Exercise task:
Pick every line with "name" from the material below.

[Stored records]
.....
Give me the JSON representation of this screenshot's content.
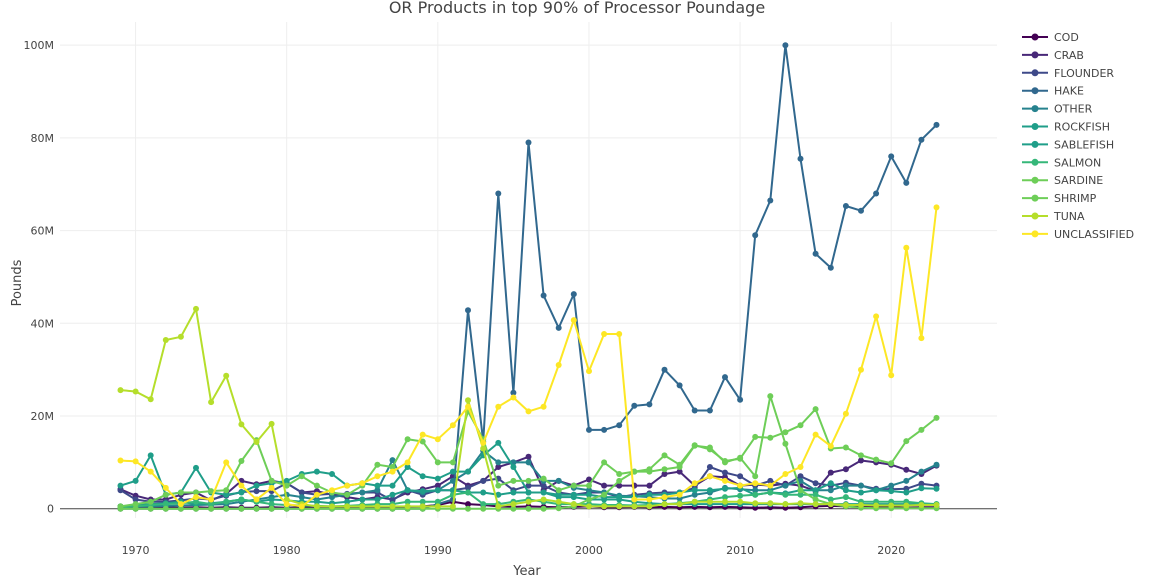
{
  "chart_data": {
    "type": "line",
    "title": "OR Products in top 90% of Processor Poundage",
    "xlabel": "Year",
    "ylabel": "Pounds",
    "x_range": [
      1965,
      2027
    ],
    "y_range": [
      -2000000,
      105000000
    ],
    "x_ticks": [
      1970,
      1980,
      1990,
      2000,
      2010,
      2020
    ],
    "x_tick_labels": [
      "1970",
      "1980",
      "1990",
      "2000",
      "2010",
      "2020"
    ],
    "y_ticks": [
      0,
      20000000,
      40000000,
      60000000,
      80000000,
      100000000
    ],
    "y_tick_labels": [
      "0",
      "20M",
      "40M",
      "60M",
      "80M",
      "100M"
    ],
    "grid": true,
    "legend_position": "right",
    "x": [
      1969,
      1970,
      1971,
      1972,
      1973,
      1974,
      1975,
      1976,
      1977,
      1978,
      1979,
      1980,
      1981,
      1982,
      1983,
      1984,
      1985,
      1986,
      1987,
      1988,
      1989,
      1990,
      1991,
      1992,
      1993,
      1994,
      1995,
      1996,
      1997,
      1998,
      1999,
      2000,
      2001,
      2002,
      2003,
      2004,
      2005,
      2006,
      2007,
      2008,
      2009,
      2010,
      2011,
      2012,
      2013,
      2014,
      2015,
      2016,
      2017,
      2018,
      2019,
      2020,
      2021,
      2022,
      2023
    ],
    "series": [
      {
        "name": "COD",
        "color": "#440154",
        "values": [
          200000,
          300000,
          200000,
          300000,
          200000,
          300000,
          200000,
          300000,
          200000,
          200000,
          300000,
          200000,
          300000,
          200000,
          300000,
          200000,
          200000,
          300000,
          200000,
          400000,
          500000,
          800000,
          1500000,
          1000000,
          800000,
          500000,
          400000,
          500000,
          400000,
          300000,
          400000,
          500000,
          300000,
          300000,
          400000,
          300000,
          400000,
          300000,
          400000,
          300000,
          400000,
          300000,
          200000,
          300000,
          200000,
          300000,
          500000,
          600000,
          500000,
          400000,
          300000,
          300000,
          200000,
          300000,
          300000
        ]
      },
      {
        "name": "CRAB",
        "color": "#482878",
        "values": [
          4200000,
          2800000,
          2000000,
          2000000,
          3000000,
          3500000,
          1800000,
          3200000,
          6000000,
          5300000,
          6000000,
          5500000,
          3500000,
          3800000,
          3000000,
          2500000,
          2000000,
          2500000,
          2000000,
          3500000,
          4200000,
          5000000,
          7000000,
          5000000,
          6000000,
          9000000,
          10000000,
          11200000,
          4000000,
          6000000,
          5000000,
          6300000,
          5000000,
          5000000,
          5000000,
          5000000,
          7500000,
          8000000,
          5000000,
          7000000,
          6800000,
          5000000,
          5200000,
          5000000,
          5400000,
          5000000,
          3800000,
          7800000,
          8500000,
          10400000,
          10000000,
          9500000,
          8400000,
          7500000,
          9300000
        ]
      },
      {
        "name": "FLOUNDER",
        "color": "#3e4989",
        "values": [
          4000000,
          2000000,
          1500000,
          1500000,
          1800000,
          2200000,
          2000000,
          2800000,
          3600000,
          3800000,
          3800000,
          5500000,
          3500000,
          3000000,
          3200000,
          3200000,
          3500000,
          3500000,
          1800000,
          4000000,
          3000000,
          4000000,
          4000000,
          4500000,
          6000000,
          6500000,
          4000000,
          5000000,
          5000000,
          3500000,
          3000000,
          3500000,
          3500000,
          2500000,
          3000000,
          3300000,
          3500000,
          3500000,
          4500000,
          9000000,
          7800000,
          7000000,
          5000000,
          6000000,
          5000000,
          7000000,
          5500000,
          5000000,
          5600000,
          5000000,
          4300000,
          4200000,
          4300000,
          5400000,
          5000000
        ]
      },
      {
        "name": "HAKE",
        "color": "#31688e",
        "values": [
          0,
          0,
          0,
          0,
          0,
          0,
          0,
          0,
          0,
          0,
          0,
          0,
          0,
          0,
          0,
          0,
          0,
          0,
          0,
          0,
          0,
          1000000,
          2000000,
          42800000,
          14500000,
          68000000,
          25000000,
          79000000,
          46000000,
          39000000,
          46300000,
          17000000,
          17000000,
          18000000,
          22200000,
          22500000,
          30000000,
          26600000,
          21200000,
          21200000,
          28400000,
          23500000,
          59000000,
          66500000,
          100000000,
          75500000,
          55000000,
          52000000,
          65300000,
          64300000,
          68000000,
          76000000,
          70300000,
          79600000,
          82800000
        ]
      },
      {
        "name": "OTHER",
        "color": "#26828e",
        "values": [
          500000,
          500000,
          500000,
          600000,
          700000,
          800000,
          900000,
          1000000,
          1500000,
          2000000,
          2500000,
          3000000,
          2500000,
          2000000,
          2500000,
          3000000,
          3500000,
          4000000,
          10500000,
          4000000,
          3500000,
          4000000,
          6000000,
          8000000,
          12500000,
          10000000,
          10000000,
          10000000,
          6000000,
          6000000,
          4500000,
          4000000,
          3500000,
          2800000,
          2700000,
          2500000,
          2200000,
          2200000,
          3000000,
          3500000,
          4500000,
          4200000,
          4000000,
          4000000,
          5000000,
          6000000,
          4000000,
          4000000,
          5000000,
          5000000,
          4000000,
          5000000,
          6000000,
          8000000,
          9500000
        ]
      },
      {
        "name": "ROCKFISH",
        "color": "#1f9e89",
        "values": [
          5000000,
          6000000,
          11500000,
          3000000,
          3500000,
          8800000,
          3500000,
          3000000,
          3500000,
          5000000,
          5500000,
          6000000,
          7500000,
          8000000,
          7500000,
          5000000,
          5500000,
          5000000,
          5000000,
          9000000,
          7000000,
          6500000,
          8000000,
          8000000,
          11500000,
          14200000,
          9000000,
          3500000,
          3500000,
          2500000,
          2500000,
          2000000,
          2000000,
          2000000,
          1500000,
          1200000,
          1000000,
          1000000,
          1000000,
          1000000,
          1000000,
          1000000,
          1000000,
          1000000,
          1000000,
          1000000,
          1000000,
          1000000,
          1000000,
          1000000,
          1000000,
          1000000,
          1000000,
          1000000,
          1000000
        ]
      },
      {
        "name": "SABLEFISH",
        "color": "#1f9e89",
        "values": [
          500000,
          800000,
          1000000,
          1200000,
          1500000,
          1000000,
          1200000,
          1500000,
          2000000,
          1500000,
          2000000,
          1800000,
          1500000,
          1500000,
          1200000,
          1500000,
          2000000,
          2000000,
          3000000,
          4000000,
          3800000,
          4000000,
          4000000,
          3500000,
          3500000,
          3000000,
          3500000,
          3500000,
          3500000,
          3000000,
          3000000,
          3000000,
          2500000,
          2500000,
          2500000,
          3000000,
          3000000,
          3500000,
          4000000,
          4000000,
          4300000,
          4500000,
          3000000,
          3500000,
          3300000,
          4000000,
          4000000,
          5500000,
          4000000,
          3500000,
          4000000,
          3800000,
          3500000,
          4400000,
          4300000
        ]
      },
      {
        "name": "SALMON",
        "color": "#35b779",
        "values": [
          300000,
          500000,
          800000,
          1000000,
          1200000,
          1500000,
          1000000,
          1500000,
          2000000,
          1500000,
          1000000,
          800000,
          700000,
          600000,
          500000,
          600000,
          800000,
          1000000,
          1000000,
          1500000,
          1500000,
          1500000,
          3000000,
          3500000,
          1000000,
          1000000,
          1500000,
          2000000,
          1500000,
          1000000,
          1000000,
          1000000,
          800000,
          800000,
          700000,
          800000,
          1000000,
          1200000,
          1500000,
          2000000,
          2500000,
          2800000,
          3000000,
          3500000,
          3000000,
          3000000,
          3000000,
          2000000,
          2500000,
          1500000,
          1500000,
          1500000,
          1500000,
          1200000,
          1000000
        ]
      },
      {
        "name": "SARDINE",
        "color": "#6ece58",
        "values": [
          0,
          0,
          0,
          0,
          0,
          0,
          0,
          0,
          0,
          0,
          0,
          0,
          0,
          0,
          0,
          0,
          0,
          0,
          0,
          0,
          0,
          0,
          0,
          0,
          0,
          0,
          0,
          0,
          0,
          100000,
          500000,
          2000000,
          3000000,
          6000000,
          8000000,
          8000000,
          8500000,
          9000000,
          13600000,
          13200000,
          10000000,
          11000000,
          7000000,
          24300000,
          14000000,
          4000000,
          2000000,
          1000000,
          500000,
          200000,
          100000,
          100000,
          100000,
          100000,
          100000
        ]
      },
      {
        "name": "SHRIMP",
        "color": "#6ece58",
        "values": [
          500000,
          1000000,
          1500000,
          3000000,
          3500000,
          3500000,
          3800000,
          4000000,
          10300000,
          14800000,
          6000000,
          5000000,
          7000000,
          5000000,
          3500000,
          3000000,
          5000000,
          9500000,
          9000000,
          15000000,
          14500000,
          10000000,
          10000000,
          21000000,
          15000000,
          5000000,
          6000000,
          6000000,
          6500000,
          4000000,
          5000000,
          5000000,
          10000000,
          7500000,
          8000000,
          8500000,
          11500000,
          9500000,
          13700000,
          12800000,
          10300000,
          10800000,
          15500000,
          15300000,
          16500000,
          18000000,
          21500000,
          13000000,
          13200000,
          11500000,
          10600000,
          9800000,
          14600000,
          17000000,
          19600000
        ]
      },
      {
        "name": "TUNA",
        "color": "#b5de2b",
        "values": [
          25600000,
          25300000,
          23600000,
          36400000,
          37100000,
          43100000,
          23000000,
          28700000,
          18200000,
          14400000,
          18300000,
          2000000,
          1000000,
          500000,
          500000,
          500000,
          500000,
          500000,
          500000,
          500000,
          500000,
          500000,
          500000,
          23400000,
          13000000,
          500000,
          1000000,
          1500000,
          2000000,
          1500000,
          1000000,
          500000,
          500000,
          500000,
          500000,
          500000,
          1000000,
          1000000,
          1500000,
          1500000,
          1500000,
          1500000,
          1200000,
          1200000,
          1000000,
          1200000,
          1000000,
          1000000,
          800000,
          800000,
          700000,
          700000,
          700000,
          800000,
          800000
        ]
      },
      {
        "name": "UNCLASSIFIED",
        "color": "#fde725",
        "values": [
          10400000,
          10200000,
          8000000,
          4500000,
          1000000,
          2500000,
          2000000,
          10000000,
          5000000,
          2000000,
          4500000,
          1000000,
          500000,
          3000000,
          4000000,
          5000000,
          5500000,
          7000000,
          8000000,
          10000000,
          16000000,
          15000000,
          18000000,
          22000000,
          14200000,
          22000000,
          24000000,
          21000000,
          22000000,
          31000000,
          40700000,
          29700000,
          37700000,
          37700000,
          2000000,
          2000000,
          2500000,
          3000000,
          5500000,
          7000000,
          6000000,
          5000000,
          5500000,
          5000000,
          7500000,
          9000000,
          16000000,
          13500000,
          20500000,
          30000000,
          41500000,
          28800000,
          56300000,
          36800000,
          65000000
        ]
      }
    ]
  }
}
.....
Solution to the exercise:
        "name": "COD",
        "name": "CRAB",
        "name": "FLOUNDER",
        "name": "HAKE",
        "name": "OTHER",
        "name": "ROCKFISH",
        "name": "SABLEFISH",
        "name": "SALMON",
        "name": "SARDINE",
        "name": "SHRIMP",
        "name": "TUNA",
        "name": "UNCLASSIFIED",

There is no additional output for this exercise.